Exercise data.
— start —

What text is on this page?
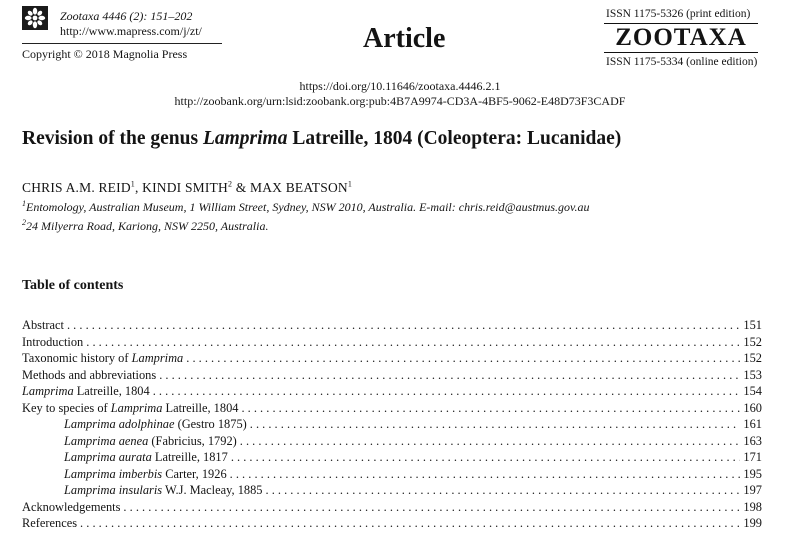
Zootaxa 4446 (2): 151–202
http://www.mapress.com/j/zt/
Copyright © 2018 Magnolia Press	Article
ISSN 1175-5326 (print edition)
ZOOTAXA
ISSN 1175-5334 (online edition)
https://doi.org/10.11646/zootaxa.4446.2.1
http://zoobank.org/urn:lsid:zoobank.org:pub:4B7A9974-CD3A-4BF5-9062-E48D73F3CADF
Revision of the genus Lamprima Latreille, 1804 (Coleoptera: Lucanidae)
CHRIS A.M. REID$^1$, KINDI SMITH$^2$ & MAX BEATSON$^1$
$^1$Entomology, Australian Museum, 1 William Street, Sydney, NSW 2010, Australia. E-mail: chris.reid@austmus.gov.au
$^2$24 Milyerra Road, Kariong, NSW 2250, Australia.
Table of contents
Abstract . . .	151
Introduction . . .	152
Taxonomic history of Lamprima . . .	152
Methods and abbreviations . . .	153
Lamprima Latreille, 1804 . . .	154
Key to species of Lamprima Latreille, 1804 . . .	160
Lamprima adolphinae (Gestro 1875) . . .	161
Lamprima aenea (Fabricius, 1792) . . .	163
Lamprima aurata Latreille, 1817 . . .	171
Lamprima imberbis Carter, 1926 . . .	195
Lamprima insularis W.J. Macleay, 1885 . . .	197
Acknowledgements . . .	198
References . . .	199
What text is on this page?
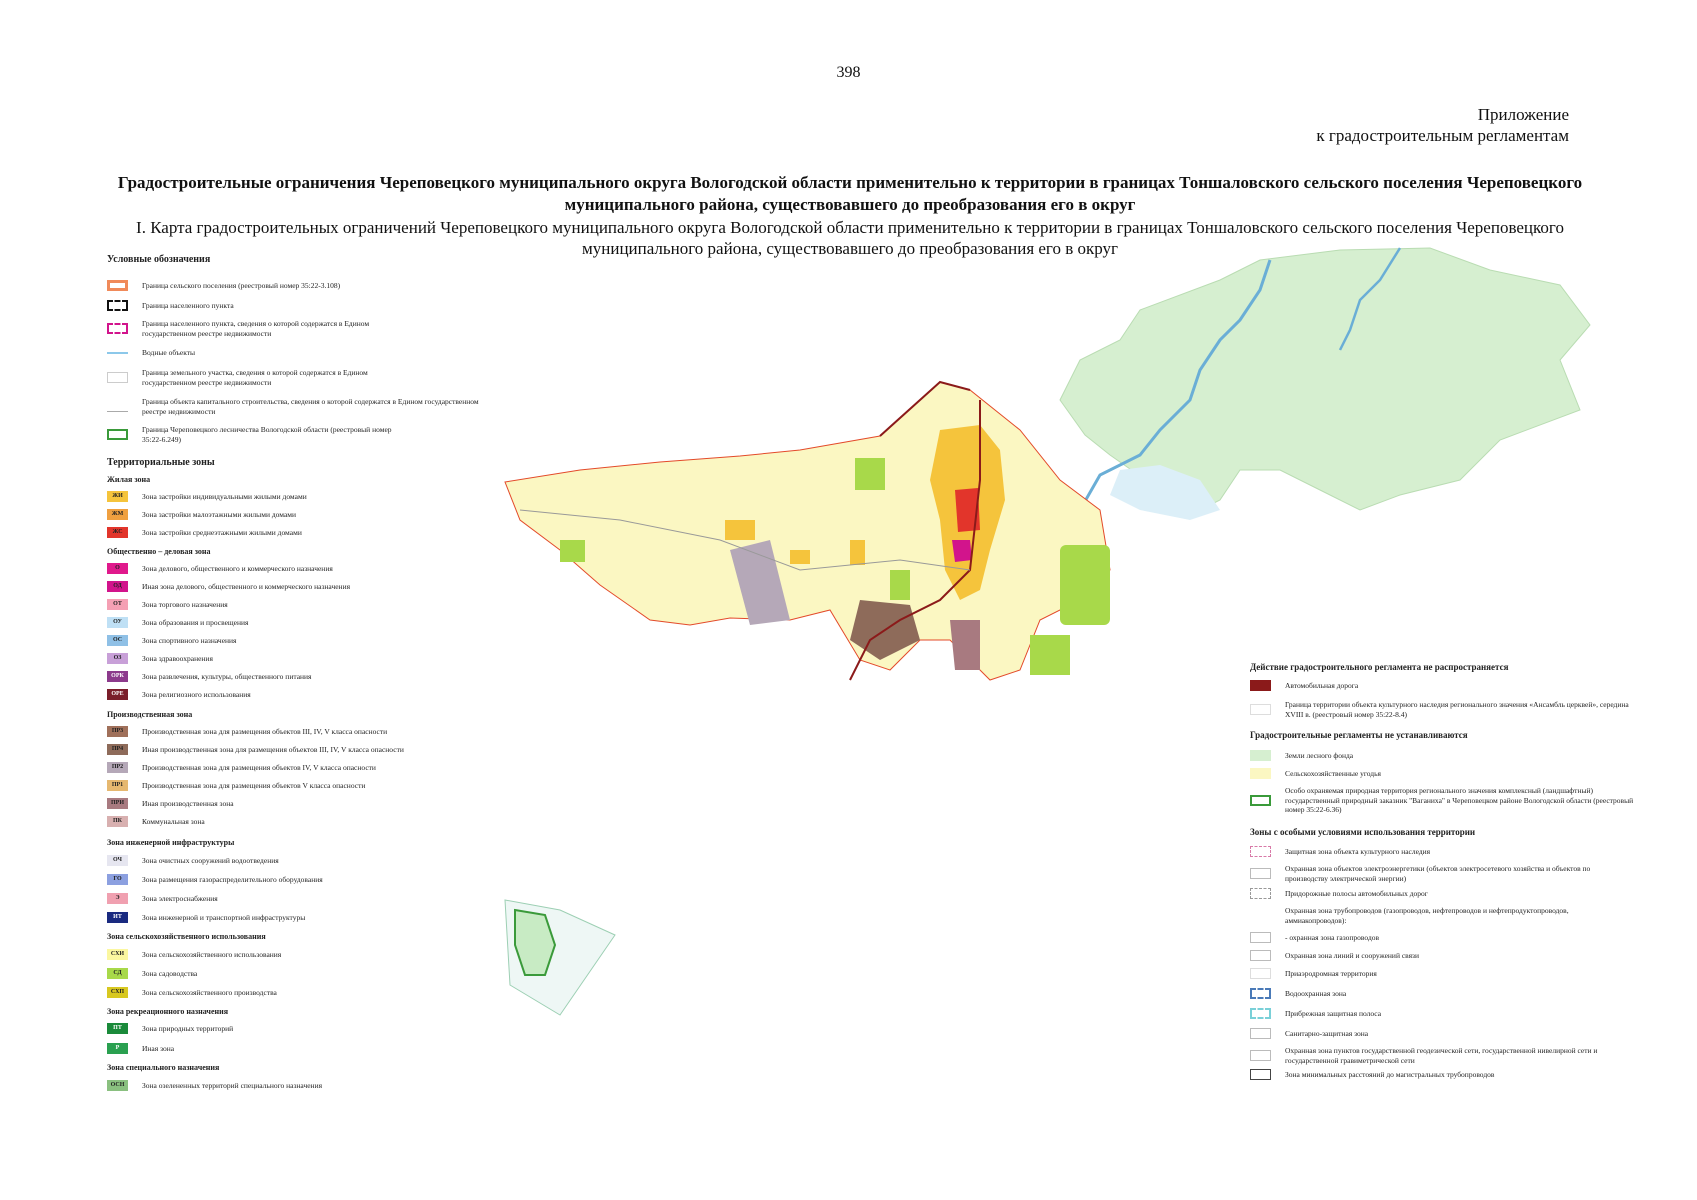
398
Приложение
к градостроительным регламентам
Градостроительные ограничения Череповецкого муниципального округа Вологодской области применительно к территории в границах Тоншаловского сельского поселения Череповецкого муниципального района, существовавшего до преобразования его в округ
I. Карта градостроительных ограничений Череповецкого муниципального округа Вологодской области применительно к территории в границах Тоншаловского сельского поселения Череповецкого муниципального района, существовавшего до преобразования его в округ
Условные обозначения
Граница сельского поселения (реестровый номер 35:22-3.108)
Граница населенного пункта
Граница населенного пункта, сведения о которой содержатся в Едином государственном реестре недвижимости
Водные объекты
Граница земельного участка, сведения о которой содержатся в Едином государственном реестре недвижимости
Граница объекта капитального строительства, сведения о которой содержатся в Едином государственном реестре недвижимости
Граница Череповецкого лесничества Вологодской области (реестровый номер 35:22-6.249)
Территориальные зоны
Жилая зона
ЖИ	Зона застройки индивидуальными жилыми домами
ЖМ	Зона застройки малоэтажными жилыми домами
ЖС	Зона застройки среднеэтажными жилыми домами
Общественно – деловая зона
О	Зона делового, общественного и коммерческого назначения
ОД	Иная зона делового, общественного и коммерческого назначения
ОТ	Зона торгового назначения
ОУ	Зона образования и просвещения
ОС	Зона спортивного назначения
ОЗ	Зона здравоохранения
ОРК	Зона развлечения, культуры, общественного питания
ОРЕ	Зона религиозного использования
Производственная зона
ПР3	Производственная зона для размещения объектов III, IV, V класса опасности
ПР4	Иная производственная зона для размещения объектов III, IV, V класса опасности
ПР2	Производственная зона для размещения объектов IV, V класса опасности
ПР1	Производственная зона для размещения объектов V класса опасности
ПРИ	Иная производственная зона
ПК	Коммунальная зона
Зона инженерной инфраструктуры
ОЧ	Зона очистных сооружений водоотведения
ГО	Зона размещения газораспределительного оборудования
Э	Зона электроснабжения
ИТ	Зона инженерной и транспортной инфраструктуры
Зона сельскохозяйственного использования
СХИ	Зона сельскохозяйственного использования
СД	Зона садоводства
СХП	Зона сельскохозяйственного производства
Зона рекреационного назначения
ПТ	Зона природных территорий
Р	Иная зона
Зона специального назначения
ОСН	Зона озелененных территорий специального назначения
Действие градостроительного регламента не распространяется
Автомобильная дорога
Граница территории объекта культурного наследия регионального значения «Ансамбль церквей», середина XVIII в. (реестровый номер 35:22-8.4)
Градостроительные регламенты не устанавливаются
Земли лесного фонда
Сельскохозяйственные угодья
Особо охраняемая природная территория регионального значения комплексный (ландшафтный) государственный природный заказник "Ваганиха" в Череповецком районе Вологодской области (реестровый номер 35:22-6.36)
Зоны с особыми условиями использования территории
Защитная зона объекта культурного наследия
Охранная зона объектов электроэнергетики (объектов электросетевого хозяйства и объектов по производству электрической энергии)
Придорожные полосы автомобильных дорог
Охранная зона трубопроводов (газопроводов, нефтепроводов и нефтепродуктопроводов, аммиакопроводов):
- охранная зона газопроводов
Охранная зона линий и сооружений связи
Приаэродромная территория
Водоохранная зона
Прибрежная защитная полоса
Санитарно-защитная зона
Охранная зона пунктов государственной геодезической сети, государственной нивелирной сети и государственной гравиметрической сети
Зона минимальных расстояний до магистральных трубопроводов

— end —

What to produce. Find the lines above that include the string "назначения" and copy them.

Task response.
О	Зона делового, общественного и коммерческого назначения
ОД	Иная зона делового, общественного и коммерческого назначения
ОТ	Зона торгового назначения
ОС	Зона спортивного назначения
Зона рекреационного назначения
Зона специального назначения
ОСН	Зона озелененных территорий специального назначения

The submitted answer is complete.